TASK OBJECTIVE →
Looking through the listing, how many of its lines hold the word "возврата"? Answer with only the number.

━━ STORED RECORDS ━━

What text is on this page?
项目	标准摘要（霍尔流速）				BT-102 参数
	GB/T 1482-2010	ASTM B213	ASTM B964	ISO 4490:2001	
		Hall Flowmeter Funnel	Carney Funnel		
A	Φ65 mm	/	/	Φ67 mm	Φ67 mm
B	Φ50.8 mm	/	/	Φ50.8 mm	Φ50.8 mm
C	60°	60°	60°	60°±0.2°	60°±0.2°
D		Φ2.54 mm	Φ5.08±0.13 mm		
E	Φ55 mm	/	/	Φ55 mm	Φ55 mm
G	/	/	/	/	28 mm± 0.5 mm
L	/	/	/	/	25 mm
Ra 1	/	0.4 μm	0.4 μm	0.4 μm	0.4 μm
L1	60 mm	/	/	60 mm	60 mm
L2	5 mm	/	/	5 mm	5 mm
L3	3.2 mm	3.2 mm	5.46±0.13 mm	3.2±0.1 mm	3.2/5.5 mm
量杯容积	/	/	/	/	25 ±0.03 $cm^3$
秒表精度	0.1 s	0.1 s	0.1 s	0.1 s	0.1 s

━━━
━━ STORED RECORDS ━━

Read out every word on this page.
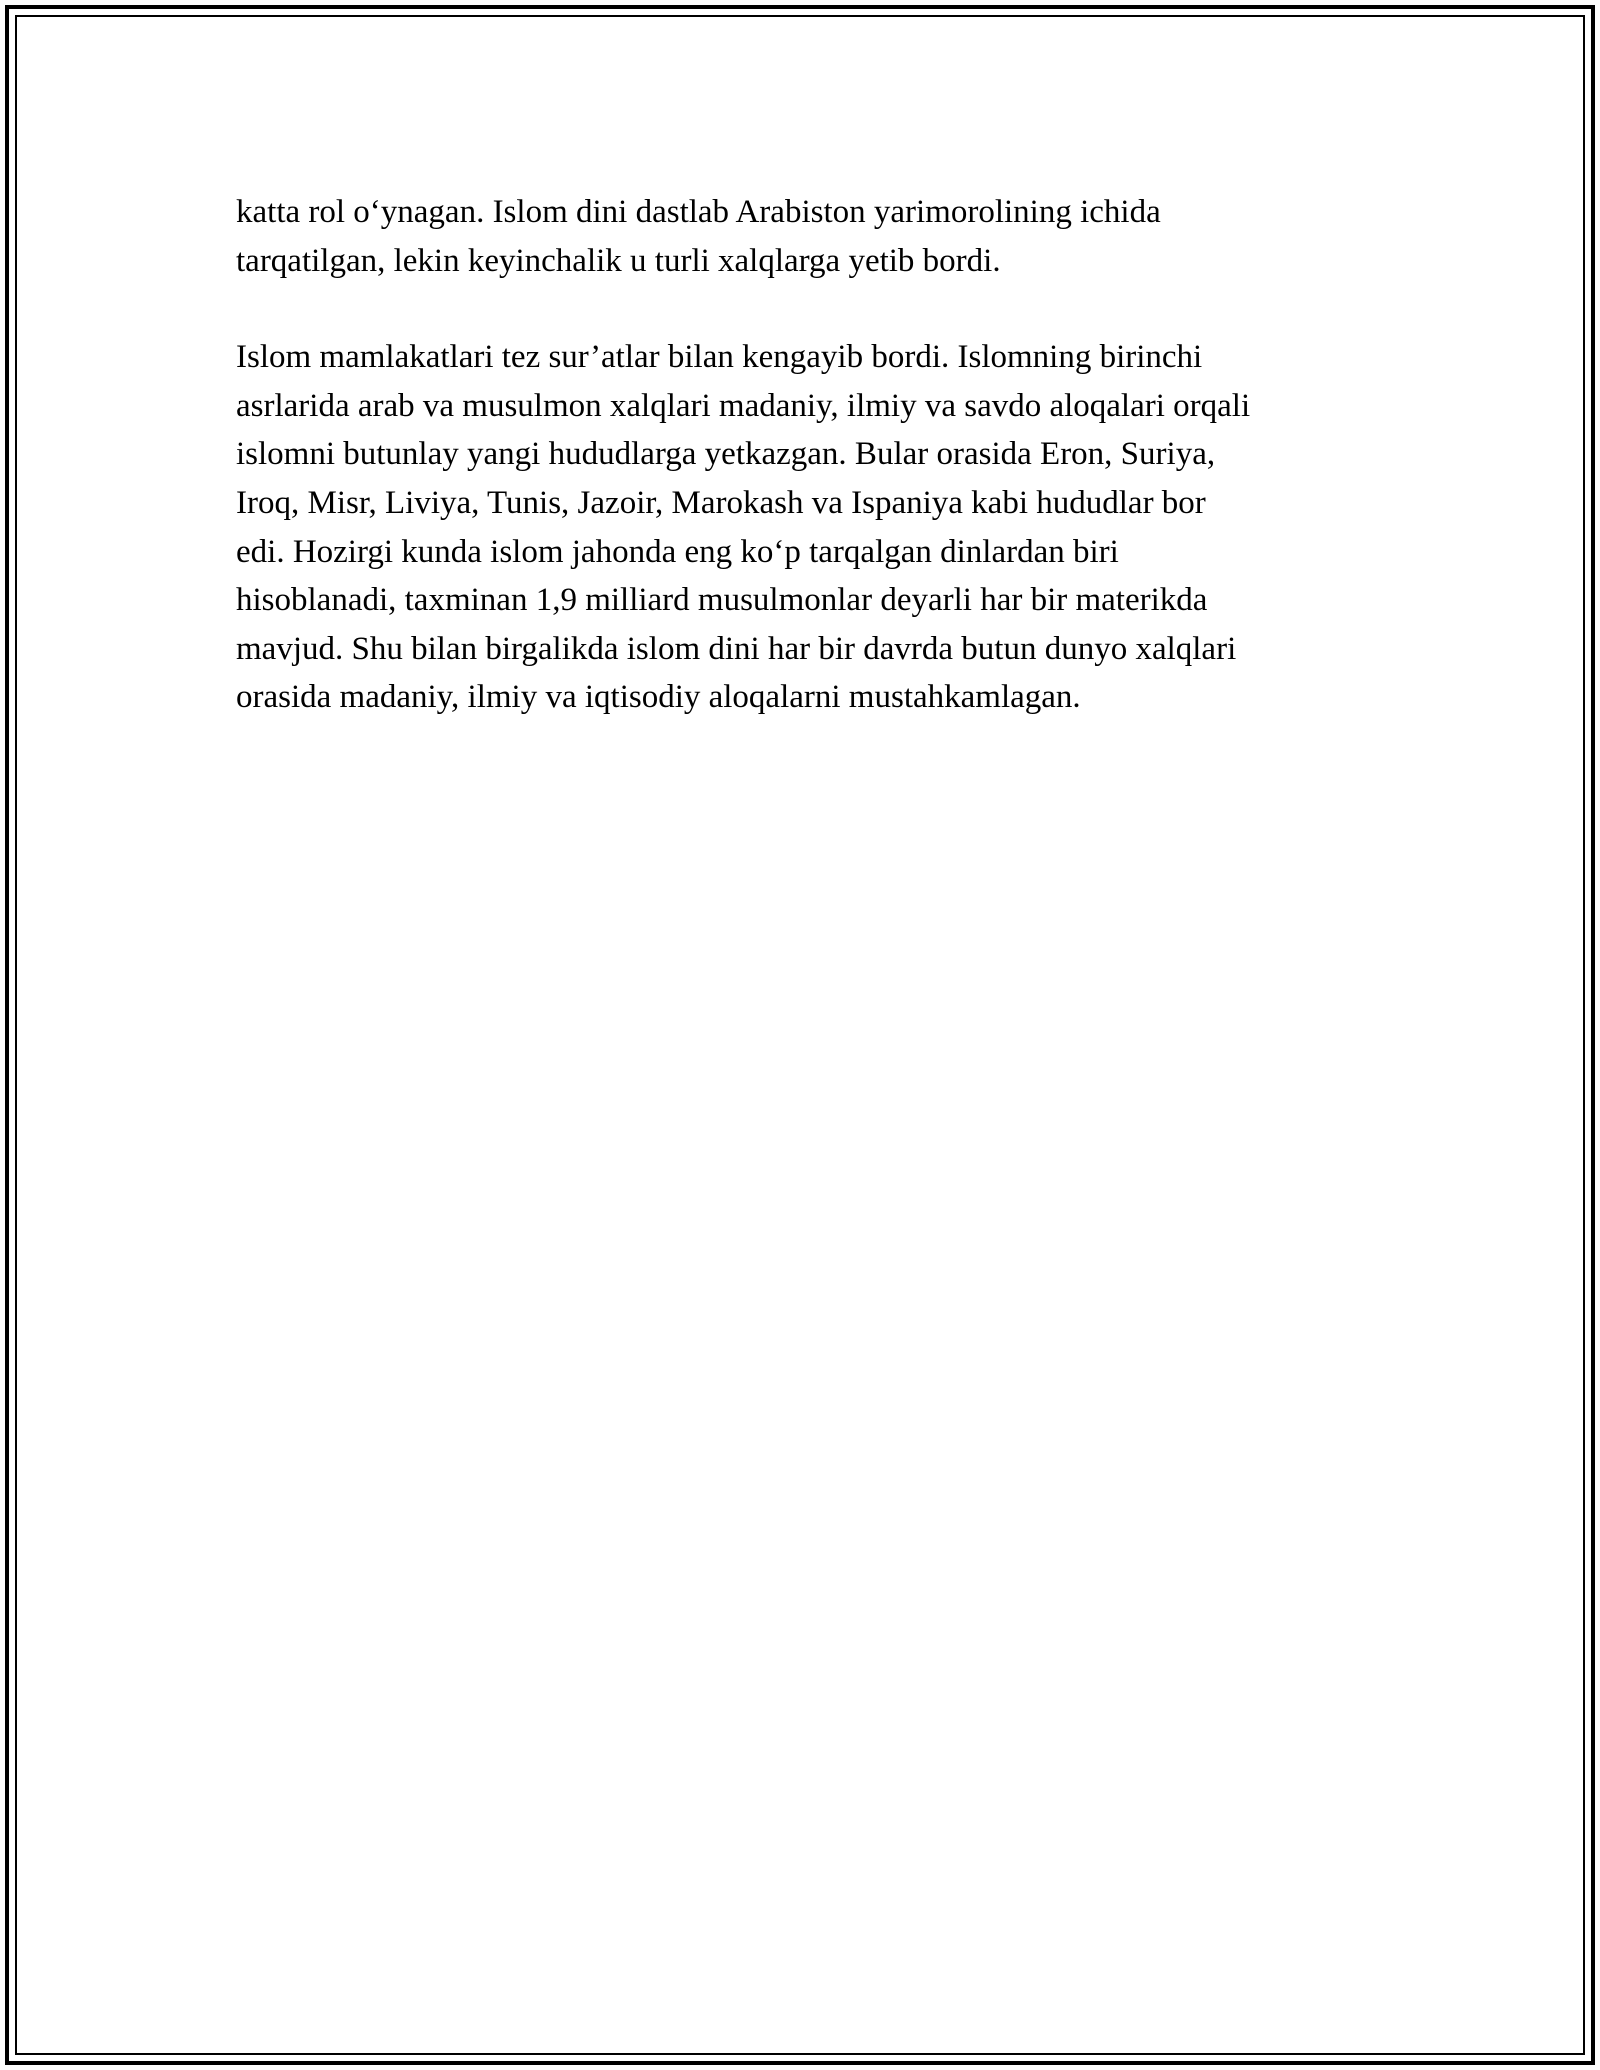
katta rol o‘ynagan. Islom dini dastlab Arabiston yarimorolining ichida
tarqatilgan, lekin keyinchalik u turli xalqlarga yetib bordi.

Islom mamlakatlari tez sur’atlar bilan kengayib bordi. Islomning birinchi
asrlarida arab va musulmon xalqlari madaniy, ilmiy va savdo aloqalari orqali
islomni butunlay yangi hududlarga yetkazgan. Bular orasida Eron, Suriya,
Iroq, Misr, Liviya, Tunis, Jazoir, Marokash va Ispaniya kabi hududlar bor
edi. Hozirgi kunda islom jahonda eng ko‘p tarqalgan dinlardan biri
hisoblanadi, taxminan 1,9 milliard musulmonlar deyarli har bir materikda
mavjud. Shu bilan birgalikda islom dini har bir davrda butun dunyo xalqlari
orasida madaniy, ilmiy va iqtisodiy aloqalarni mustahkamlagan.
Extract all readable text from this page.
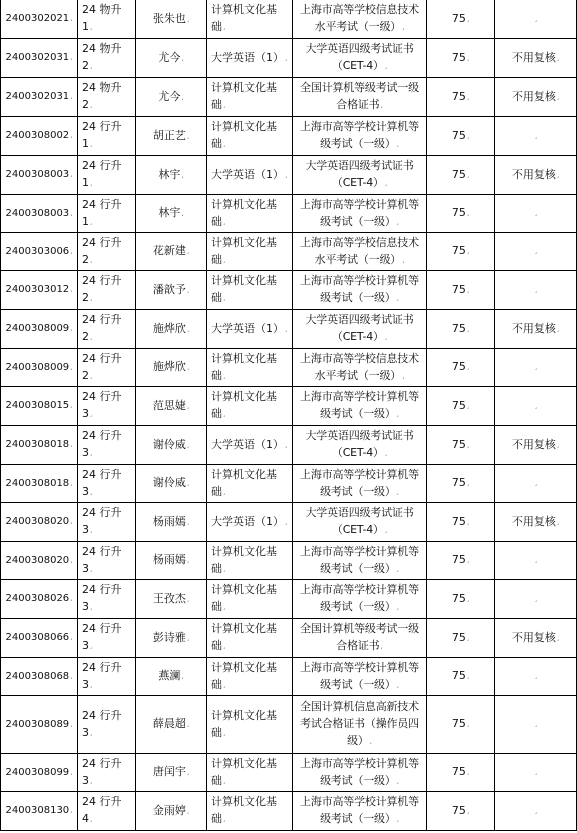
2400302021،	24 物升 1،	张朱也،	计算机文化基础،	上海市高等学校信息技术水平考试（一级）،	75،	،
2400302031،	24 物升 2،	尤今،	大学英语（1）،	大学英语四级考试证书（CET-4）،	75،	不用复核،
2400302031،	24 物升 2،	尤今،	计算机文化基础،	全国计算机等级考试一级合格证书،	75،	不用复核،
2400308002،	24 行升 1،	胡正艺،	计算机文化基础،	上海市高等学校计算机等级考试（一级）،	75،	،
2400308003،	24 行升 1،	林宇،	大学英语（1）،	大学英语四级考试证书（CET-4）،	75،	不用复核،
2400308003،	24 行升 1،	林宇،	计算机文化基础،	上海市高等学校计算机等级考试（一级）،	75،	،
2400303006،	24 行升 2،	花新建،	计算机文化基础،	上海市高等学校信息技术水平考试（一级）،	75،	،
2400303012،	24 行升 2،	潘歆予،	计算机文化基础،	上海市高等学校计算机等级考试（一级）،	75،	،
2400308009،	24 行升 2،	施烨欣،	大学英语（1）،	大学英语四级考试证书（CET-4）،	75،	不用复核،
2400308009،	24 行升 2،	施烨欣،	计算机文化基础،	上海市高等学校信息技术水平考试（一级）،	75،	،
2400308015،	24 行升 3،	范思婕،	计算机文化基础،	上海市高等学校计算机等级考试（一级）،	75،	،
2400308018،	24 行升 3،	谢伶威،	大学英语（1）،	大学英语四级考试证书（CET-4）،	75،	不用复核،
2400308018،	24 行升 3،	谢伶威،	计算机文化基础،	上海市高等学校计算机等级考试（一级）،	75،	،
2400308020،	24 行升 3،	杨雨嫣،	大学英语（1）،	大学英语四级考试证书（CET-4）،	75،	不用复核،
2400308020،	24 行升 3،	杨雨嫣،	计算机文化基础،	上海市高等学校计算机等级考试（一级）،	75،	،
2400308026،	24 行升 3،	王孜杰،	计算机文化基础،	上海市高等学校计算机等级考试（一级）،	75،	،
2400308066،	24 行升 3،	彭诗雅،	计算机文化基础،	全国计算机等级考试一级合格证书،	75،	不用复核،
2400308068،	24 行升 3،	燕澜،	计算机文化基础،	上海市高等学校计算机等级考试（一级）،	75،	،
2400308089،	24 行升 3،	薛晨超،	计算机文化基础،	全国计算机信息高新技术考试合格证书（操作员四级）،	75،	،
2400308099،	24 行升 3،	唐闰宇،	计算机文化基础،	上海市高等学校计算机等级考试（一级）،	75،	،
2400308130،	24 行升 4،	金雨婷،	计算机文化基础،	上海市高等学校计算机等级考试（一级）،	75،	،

━━━
━━ STORED RECORDS ━━

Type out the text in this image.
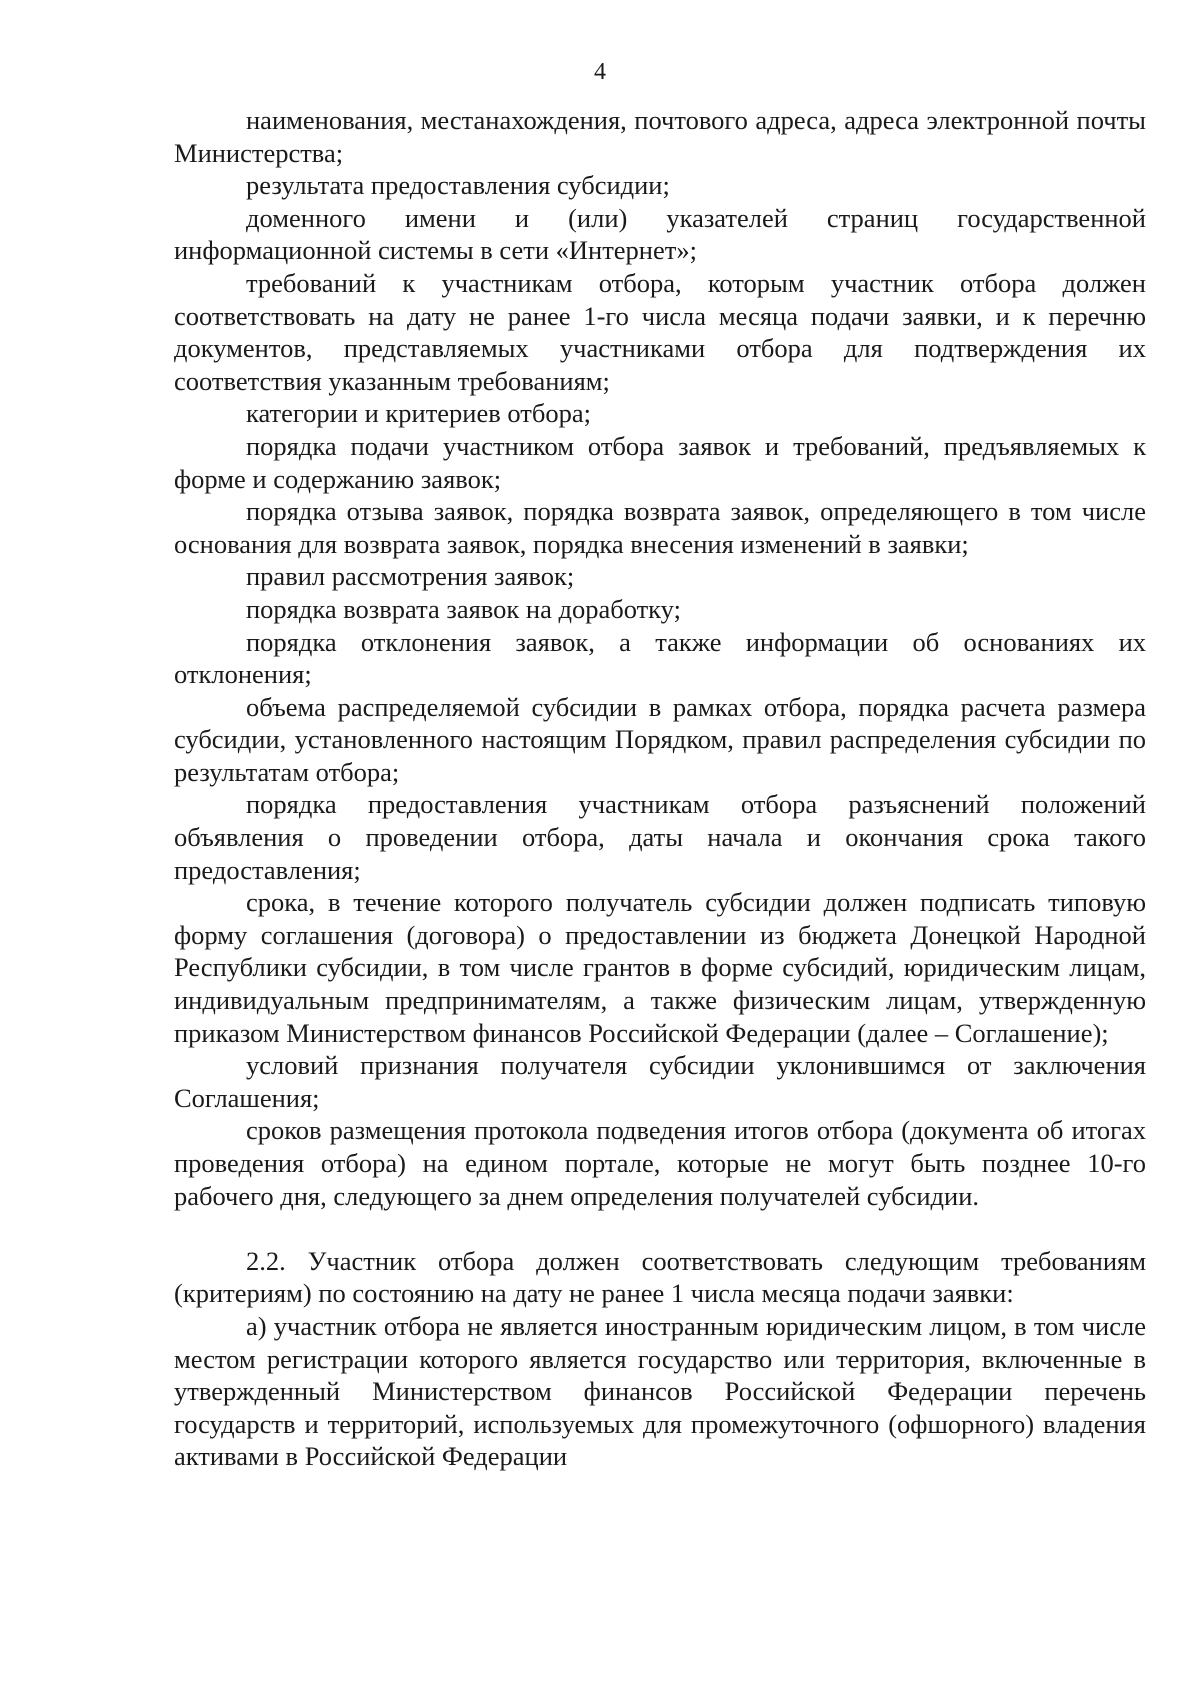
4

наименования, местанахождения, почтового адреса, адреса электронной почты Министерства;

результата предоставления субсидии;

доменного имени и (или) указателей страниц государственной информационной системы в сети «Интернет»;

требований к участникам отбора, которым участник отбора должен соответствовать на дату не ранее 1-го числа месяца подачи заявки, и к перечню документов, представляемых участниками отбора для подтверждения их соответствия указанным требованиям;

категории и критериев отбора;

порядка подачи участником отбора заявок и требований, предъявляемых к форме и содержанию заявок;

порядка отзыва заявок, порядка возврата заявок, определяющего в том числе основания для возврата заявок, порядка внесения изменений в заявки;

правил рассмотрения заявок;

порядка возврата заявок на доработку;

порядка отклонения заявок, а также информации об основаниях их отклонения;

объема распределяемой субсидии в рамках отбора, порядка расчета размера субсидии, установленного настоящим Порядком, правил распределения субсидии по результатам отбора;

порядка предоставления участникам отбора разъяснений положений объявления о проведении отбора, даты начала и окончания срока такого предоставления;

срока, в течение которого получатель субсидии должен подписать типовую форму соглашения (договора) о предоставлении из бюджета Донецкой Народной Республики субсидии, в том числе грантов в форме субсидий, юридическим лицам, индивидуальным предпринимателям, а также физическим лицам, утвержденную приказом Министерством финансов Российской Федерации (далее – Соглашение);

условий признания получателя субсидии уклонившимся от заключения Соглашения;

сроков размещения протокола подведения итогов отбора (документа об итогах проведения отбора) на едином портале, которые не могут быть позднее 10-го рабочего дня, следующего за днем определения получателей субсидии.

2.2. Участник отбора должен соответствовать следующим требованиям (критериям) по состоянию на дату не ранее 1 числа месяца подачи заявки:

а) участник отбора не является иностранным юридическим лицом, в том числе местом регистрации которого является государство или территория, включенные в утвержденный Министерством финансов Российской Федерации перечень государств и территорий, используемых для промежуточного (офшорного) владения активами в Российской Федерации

━━━

EXPECTED ANSWER →
2